- DATA EXTRACT:
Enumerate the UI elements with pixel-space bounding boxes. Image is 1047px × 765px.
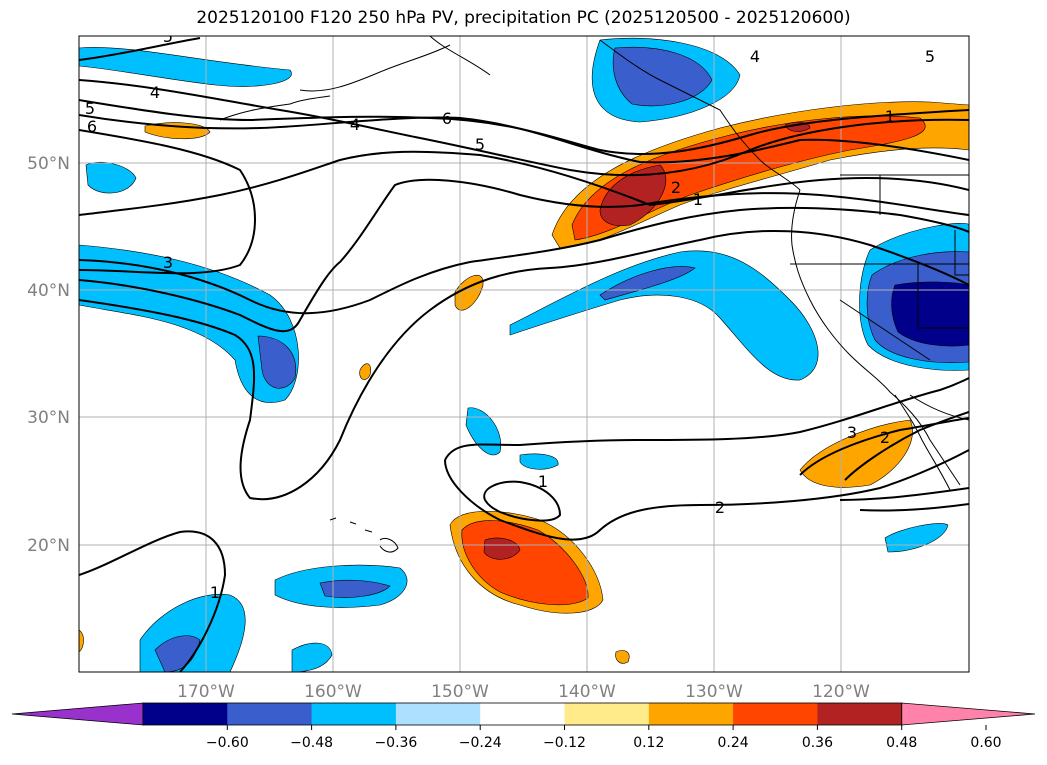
- neg-region-central-band: [509, 250, 819, 381]
- graticule: [79, 36, 969, 672]
- colorbar-segment: [564, 703, 650, 725]
- hawaii-islands: [329, 517, 399, 553]
- neg-region-small-2: [519, 453, 559, 470]
- us-west-coast: [791, 189, 961, 486]
- contour-label: 4: [750, 47, 760, 66]
- contour-label: 6: [442, 109, 452, 128]
- colorbar-tick-label: 0.36: [802, 735, 833, 751]
- colorbar-segment: [395, 703, 481, 725]
- colorbar-tick-label: −0.48: [290, 735, 333, 751]
- lon-tick-label: 150°W: [431, 682, 489, 702]
- colorbar-segment: [648, 703, 734, 725]
- colorbar-tick-label: 0.24: [718, 735, 749, 751]
- contour-label: 5: [925, 47, 935, 66]
- contour-label: 3: [847, 423, 857, 442]
- contour-label: 6: [87, 117, 97, 136]
- neg-region-nw: [79, 47, 292, 87]
- neg-region-hawaii-w: [85, 161, 137, 194]
- lon-tick-label: 160°W: [304, 682, 362, 702]
- contour-label: 5: [85, 99, 95, 118]
- contour-label: 2: [671, 178, 681, 197]
- colorbar-tick-label: −0.60: [206, 735, 249, 751]
- colorbar-extend-low: [11, 702, 144, 726]
- colorbar-segment: [227, 703, 313, 725]
- contour-label: 2: [880, 428, 890, 447]
- colorbar-tick-label: 0.12: [633, 735, 664, 751]
- colorbar-segment: [733, 703, 818, 725]
- lon-tick-label: 170°W: [177, 682, 235, 702]
- colorbar-segment: [817, 703, 903, 725]
- neg-region-south-2-core: [154, 635, 201, 672]
- alaska-coast: [219, 36, 491, 121]
- neg-region-south-1-core: [319, 579, 391, 598]
- contour-label: 4: [150, 83, 160, 102]
- contour-label: 5: [475, 135, 485, 154]
- contour-label: 1: [538, 472, 548, 491]
- lon-axis-labels: 170°W 160°W 150°W 140°W 130°W 120°W: [177, 682, 870, 702]
- contour-label: 1: [885, 107, 895, 126]
- neg-region-south-3: [291, 642, 333, 672]
- lon-tick-label: 120°W: [812, 682, 870, 702]
- neg-region-central-core: [599, 266, 696, 301]
- neg-region-west: [79, 244, 299, 403]
- lat-axis-labels: 50°N 40°N 30°N 20°N: [27, 154, 70, 556]
- contour-label: 2: [715, 498, 725, 517]
- lat-tick-label: 30°N: [27, 408, 70, 428]
- positive-precip-shading: [79, 101, 969, 664]
- colorbar-segment: [480, 703, 565, 725]
- colorbar-tick-label: −0.24: [459, 735, 502, 751]
- map-title: 2025120100 F120 250 hPa PV, precipitatio…: [196, 8, 851, 28]
- colorbar: −0.60 −0.48 −0.36 −0.24 −0.12 0.12 0.24 0.36 0.4…: [11, 702, 1036, 751]
- pv-contours: [79, 37, 969, 672]
- pos-region-hawaii-core: [483, 537, 521, 560]
- colorbar-tick-label: 0.60: [970, 735, 1001, 751]
- contour-label: 3: [163, 253, 173, 272]
- pos-region-small-3: [615, 650, 630, 664]
- neg-region-gulf-alaska-core: [612, 46, 713, 107]
- lat-tick-label: 40°N: [27, 281, 70, 301]
- lon-tick-label: 140°W: [558, 682, 616, 702]
- neg-region-us-core: [891, 281, 969, 347]
- canada-coast: [599, 39, 801, 191]
- lon-tick-label: 130°W: [685, 682, 743, 702]
- colorbar-extend-high: [901, 702, 1036, 726]
- map-frame: [78, 35, 970, 673]
- colorbar-segment: [143, 703, 228, 725]
- neg-region-west-core: [257, 335, 297, 389]
- colorbar-segment: [311, 703, 397, 725]
- negative-precip-shading: [79, 37, 969, 672]
- colorbar-tick-label: 0.48: [886, 735, 917, 751]
- contour-label: 1: [210, 583, 220, 602]
- us-state-lines: [790, 174, 969, 361]
- colorbar-tick-label: −0.36: [374, 735, 417, 751]
- contour-label: 5: [163, 27, 173, 46]
- neg-region-small-1: [465, 407, 502, 456]
- colorbar-tick-label: −0.12: [543, 735, 586, 751]
- pos-region-small-2: [359, 363, 371, 380]
- contour-label: 1: [693, 190, 703, 209]
- lat-tick-label: 50°N: [27, 154, 70, 174]
- pos-region-pnw-core: [599, 164, 667, 227]
- contour-label: 4: [350, 115, 360, 134]
- lat-tick-label: 20°N: [27, 536, 70, 556]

- CHALLENGE: Reproduce every line of the data above with each occurrence of "colorbar-segment" renamed to "colorbar-bin" and nothing else changed. Leave the picture out.

- TASK OUTPUT:
Enumerate the UI elements with pixel-space bounding boxes. Image is 1047px × 765px.
- neg-region-central-band: [509, 250, 819, 381]
- graticule: [79, 36, 969, 672]
- colorbar-bin: [564, 703, 650, 725]
- hawaii-islands: [329, 517, 399, 553]
- neg-region-small-2: [519, 453, 559, 470]
- us-west-coast: [791, 189, 961, 486]
- contour-label: 4: [750, 47, 760, 66]
- contour-label: 6: [442, 109, 452, 128]
- colorbar-tick-label: 0.36: [802, 735, 833, 751]
- colorbar-bin: [395, 703, 481, 725]
- colorbar-tick-label: −0.48: [290, 735, 333, 751]
- lon-tick-label: 150°W: [431, 682, 489, 702]
- colorbar-bin: [648, 703, 734, 725]
- colorbar-tick-label: 0.24: [718, 735, 749, 751]
- contour-label: 5: [925, 47, 935, 66]
- contour-label: 3: [847, 423, 857, 442]
- contour-label: 6: [87, 117, 97, 136]
- neg-region-nw: [79, 47, 292, 87]
- neg-region-hawaii-w: [85, 161, 137, 194]
- lon-tick-label: 160°W: [304, 682, 362, 702]
- contour-label: 5: [85, 99, 95, 118]
- contour-label: 2: [671, 178, 681, 197]
- colorbar-tick-label: −0.60: [206, 735, 249, 751]
- colorbar-extend-low: [11, 702, 144, 726]
- colorbar-bin: [227, 703, 313, 725]
- contour-label: 2: [880, 428, 890, 447]
- colorbar-tick-label: 0.12: [633, 735, 664, 751]
- colorbar-bin: [733, 703, 818, 725]
- lon-tick-label: 170°W: [177, 682, 235, 702]
- colorbar-bin: [817, 703, 903, 725]
- neg-region-south-2-core: [154, 635, 201, 672]
- alaska-coast: [219, 36, 491, 121]
- neg-region-south-1-core: [319, 579, 391, 598]
- contour-label: 4: [150, 83, 160, 102]
- contour-label: 5: [475, 135, 485, 154]
- contour-label: 1: [538, 472, 548, 491]
- lon-axis-labels: 170°W 160°W 150°W 140°W 130°W 120°W: [177, 682, 870, 702]
- contour-label: 1: [885, 107, 895, 126]
- neg-region-south-3: [291, 642, 333, 672]
- lon-tick-label: 120°W: [812, 682, 870, 702]
- neg-region-central-core: [599, 266, 696, 301]
- neg-region-west: [79, 244, 299, 403]
- lat-axis-labels: 50°N 40°N 30°N 20°N: [27, 154, 70, 556]
- contour-label: 2: [715, 498, 725, 517]
- lat-tick-label: 30°N: [27, 408, 70, 428]
- positive-precip-shading: [79, 101, 969, 664]
- colorbar-bin: [480, 703, 565, 725]
- colorbar-tick-label: −0.24: [459, 735, 502, 751]
- map-title: 2025120100 F120 250 hPa PV, precipitatio…: [196, 8, 851, 28]
- colorbar: −0.60 −0.48 −0.36 −0.24 −0.12 0.12 0.24 0.36 0.4…: [11, 702, 1036, 751]
- pv-contours: [79, 37, 969, 672]
- pos-region-hawaii-core: [483, 537, 521, 560]
- colorbar-tick-label: 0.60: [970, 735, 1001, 751]
- contour-label: 3: [163, 253, 173, 272]
- pos-region-small-3: [615, 650, 630, 664]
- neg-region-gulf-alaska-core: [612, 46, 713, 107]
- lat-tick-label: 40°N: [27, 281, 70, 301]
- lon-tick-label: 140°W: [558, 682, 616, 702]
- neg-region-us-core: [891, 281, 969, 347]
- canada-coast: [599, 39, 801, 191]
- lon-tick-label: 130°W: [685, 682, 743, 702]
- colorbar-extend-high: [901, 702, 1036, 726]
- map-frame: [78, 35, 970, 673]
- colorbar-bin: [143, 703, 228, 725]
- neg-region-west-core: [257, 335, 297, 389]
- colorbar-bin: [311, 703, 397, 725]
- negative-precip-shading: [79, 37, 969, 672]
- colorbar-tick-label: 0.48: [886, 735, 917, 751]
- contour-label: 1: [210, 583, 220, 602]
- us-state-lines: [790, 174, 969, 361]
- colorbar-tick-label: −0.36: [374, 735, 417, 751]
- contour-label: 5: [163, 27, 173, 46]
- neg-region-small-1: [465, 407, 502, 456]
- colorbar-tick-label: −0.12: [543, 735, 586, 751]
- pos-region-small-2: [359, 363, 371, 380]
- contour-label: 1: [693, 190, 703, 209]
- lat-tick-label: 50°N: [27, 154, 70, 174]
- pos-region-pnw-core: [599, 164, 667, 227]
- contour-label: 4: [350, 115, 360, 134]
- lat-tick-label: 20°N: [27, 536, 70, 556]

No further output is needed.